Output the entries verbatim, including every line.

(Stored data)
%%

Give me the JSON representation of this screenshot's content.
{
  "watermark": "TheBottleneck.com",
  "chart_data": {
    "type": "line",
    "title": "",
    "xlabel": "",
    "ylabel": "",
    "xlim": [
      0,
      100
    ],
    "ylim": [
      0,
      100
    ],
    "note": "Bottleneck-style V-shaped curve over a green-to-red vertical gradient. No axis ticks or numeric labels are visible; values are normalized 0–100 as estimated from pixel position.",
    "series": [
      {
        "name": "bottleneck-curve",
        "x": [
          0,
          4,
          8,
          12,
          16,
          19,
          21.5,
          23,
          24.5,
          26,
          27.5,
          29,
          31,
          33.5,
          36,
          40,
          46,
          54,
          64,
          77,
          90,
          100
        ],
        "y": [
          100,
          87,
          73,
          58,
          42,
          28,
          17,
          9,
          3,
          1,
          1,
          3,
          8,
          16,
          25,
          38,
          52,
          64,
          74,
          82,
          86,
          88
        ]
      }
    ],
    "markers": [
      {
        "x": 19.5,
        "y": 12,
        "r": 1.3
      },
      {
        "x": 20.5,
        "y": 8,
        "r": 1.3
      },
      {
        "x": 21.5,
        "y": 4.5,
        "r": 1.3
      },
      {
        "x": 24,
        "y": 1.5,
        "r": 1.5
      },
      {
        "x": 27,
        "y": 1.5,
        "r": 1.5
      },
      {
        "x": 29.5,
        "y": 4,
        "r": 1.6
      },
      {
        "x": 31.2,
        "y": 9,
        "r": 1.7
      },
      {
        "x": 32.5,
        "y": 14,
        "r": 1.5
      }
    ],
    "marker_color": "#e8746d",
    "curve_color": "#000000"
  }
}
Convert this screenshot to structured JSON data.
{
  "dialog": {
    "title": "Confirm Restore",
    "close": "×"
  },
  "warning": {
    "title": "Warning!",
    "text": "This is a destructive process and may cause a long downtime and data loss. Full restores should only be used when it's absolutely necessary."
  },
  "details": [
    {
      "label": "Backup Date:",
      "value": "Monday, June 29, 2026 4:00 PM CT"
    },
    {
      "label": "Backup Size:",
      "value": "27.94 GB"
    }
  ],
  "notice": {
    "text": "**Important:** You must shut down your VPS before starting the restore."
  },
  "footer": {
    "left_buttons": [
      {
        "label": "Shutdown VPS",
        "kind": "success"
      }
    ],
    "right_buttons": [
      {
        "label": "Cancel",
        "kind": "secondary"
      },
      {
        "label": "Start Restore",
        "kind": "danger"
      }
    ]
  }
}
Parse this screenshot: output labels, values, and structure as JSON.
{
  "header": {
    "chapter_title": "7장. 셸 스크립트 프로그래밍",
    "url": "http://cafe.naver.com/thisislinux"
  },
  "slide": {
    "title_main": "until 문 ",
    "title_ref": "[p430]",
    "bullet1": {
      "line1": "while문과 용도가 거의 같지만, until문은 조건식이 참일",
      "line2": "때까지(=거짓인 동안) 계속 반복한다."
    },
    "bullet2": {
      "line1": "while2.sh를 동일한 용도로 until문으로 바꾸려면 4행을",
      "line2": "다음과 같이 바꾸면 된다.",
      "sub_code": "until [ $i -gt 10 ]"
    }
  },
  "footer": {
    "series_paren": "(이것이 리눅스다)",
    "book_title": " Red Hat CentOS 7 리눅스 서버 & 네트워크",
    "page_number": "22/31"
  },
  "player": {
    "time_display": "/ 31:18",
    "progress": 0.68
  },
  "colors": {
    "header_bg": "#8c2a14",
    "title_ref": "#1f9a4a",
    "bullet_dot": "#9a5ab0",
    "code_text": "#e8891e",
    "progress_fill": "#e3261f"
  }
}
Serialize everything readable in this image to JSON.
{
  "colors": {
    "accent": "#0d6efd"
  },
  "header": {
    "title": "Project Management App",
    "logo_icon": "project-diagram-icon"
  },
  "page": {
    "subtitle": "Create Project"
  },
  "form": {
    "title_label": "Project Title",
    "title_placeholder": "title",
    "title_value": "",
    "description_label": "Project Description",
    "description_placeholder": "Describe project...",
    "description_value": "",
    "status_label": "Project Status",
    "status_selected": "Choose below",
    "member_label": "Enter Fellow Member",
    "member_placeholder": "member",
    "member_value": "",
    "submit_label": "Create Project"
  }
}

%%

_Solution to the exercise:_
Give me the JSON representation of this screenshot's content.
{
  "watermark": "TheBottleneck.com",
  "chart_data": {
    "type": "line",
    "title": "",
    "xlabel": "",
    "ylabel": "",
    "xlim": [
      0,
      100
    ],
    "ylim": [
      0,
      100
    ],
    "note": "Bottleneck-style V-shaped curve over a green-to-red vertical gradient. No axis ticks or numeric labels are visible; values are normalized 0–100 as estimated from pixel position.",
    "series": [
      {
        "name": "bottleneck-curve",
        "x": [
          0,
          4,
          8,
          12,
          16,
          19,
          21.5,
          23,
          24.5,
          26,
          27.5,
          29,
          31,
          33.5,
          36,
          40,
          46,
          54,
          64,
          77,
          90,
          100
        ],
        "y": [
          100,
          87,
          73,
          58,
          42,
          28,
          17,
          9,
          3,
          1,
          1,
          3,
          8,
          16,
          25,
          38,
          52,
          64,
          74,
          82,
          86,
          88
        ]
      }
    ],
    "markers": [
      {
        "x": 19.5,
        "y": 12,
        "r": 1.3
      },
      {
        "x": 20.5,
        "y": 8,
        "r": 1.3
      },
      {
        "x": 21.5,
        "y": 4.5,
        "r": 1.3
      },
      {
        "x": 24,
        "y": 1.5,
        "r": 1.5
      },
      {
        "x": 27,
        "y": 1.5,
        "r": 1.5
      },
      {
        "x": 29.5,
        "y": 4,
        "r": 1.6
      },
      {
        "x": 31.2,
        "y": 9,
        "r": 1.7
      },
      {
        "x": 32.5,
        "y": 14,
        "r": 1.5
      }
    ],
    "marker_color": "#e8746d",
    "curve_color": "#000000"
  }
}
Convert this screenshot to structured JSON data.
{
  "dialog": {
    "title": "Confirm Restore",
    "close": "×"
  },
  "warning": {
    "title": "Warning!",
    "text": "This is a destructive process and may cause a long downtime and data loss. Full restores should only be used when it's absolutely necessary."
  },
  "details": [
    {
      "label": "Backup Date:",
      "value": "Monday, June 29, 2026 4:00 PM CT"
    },
    {
      "label": "Backup Size:",
      "value": "27.94 GB"
    }
  ],
  "notice": {
    "text": "**Important:** You must shut down your VPS before starting the restore."
  },
  "footer": {
    "left_buttons": [
      {
        "label": "Shutdown VPS",
        "kind": "success"
      }
    ],
    "right_buttons": [
      {
        "label": "Cancel",
        "kind": "secondary"
      },
      {
        "label": "Start Restore",
        "kind": "danger"
      }
    ]
  }
}
Parse this screenshot: output labels, values, and structure as JSON.
{
  "header": {
    "chapter_title": "7장. 셸 스크립트 프로그래밍",
    "url": "http://cafe.naver.com/thisislinux"
  },
  "slide": {
    "title_main": "until 문 ",
    "title_ref": "[p430]",
    "bullet1": {
      "line1": "while문과 용도가 거의 같지만, until문은 조건식이 참일",
      "line2": "때까지(=거짓인 동안) 계속 반복한다."
    },
    "bullet2": {
      "line1": "while2.sh를 동일한 용도로 until문으로 바꾸려면 4행을",
      "line2": "다음과 같이 바꾸면 된다.",
      "sub_code": "until [ $i -gt 10 ]"
    }
  },
  "footer": {
    "series_paren": "(이것이 리눅스다)",
    "book_title": " Red Hat CentOS 7 리눅스 서버 & 네트워크",
    "page_number": "22/31"
  },
  "player": {
    "time_display": "/ 31:18",
    "progress": 0.68
  },
  "colors": {
    "header_bg": "#8c2a14",
    "title_ref": "#1f9a4a",
    "bullet_dot": "#9a5ab0",
    "code_text": "#e8891e",
    "progress_fill": "#e3261f"
  }
}
Serialize everything readable in this image to JSON.
{
  "colors": {
    "accent": "#0d6efd"
  },
  "header": {
    "title": "Project Management App",
    "logo_icon": "project-diagram-icon"
  },
  "page": {
    "subtitle": "Create Project"
  },
  "form": {
    "title_label": "Project Title",
    "title_placeholder": "title",
    "title_value": "",
    "description_label": "Project Description",
    "description_placeholder": "Describe project...",
    "description_value": "",
    "status_label": "Project Status",
    "status_selected": "Choose below",
    "member_label": "Enter Fellow Member",
    "member_placeholder": "member",
    "member_value": "",
    "submit_label": "Create Project"
  }
}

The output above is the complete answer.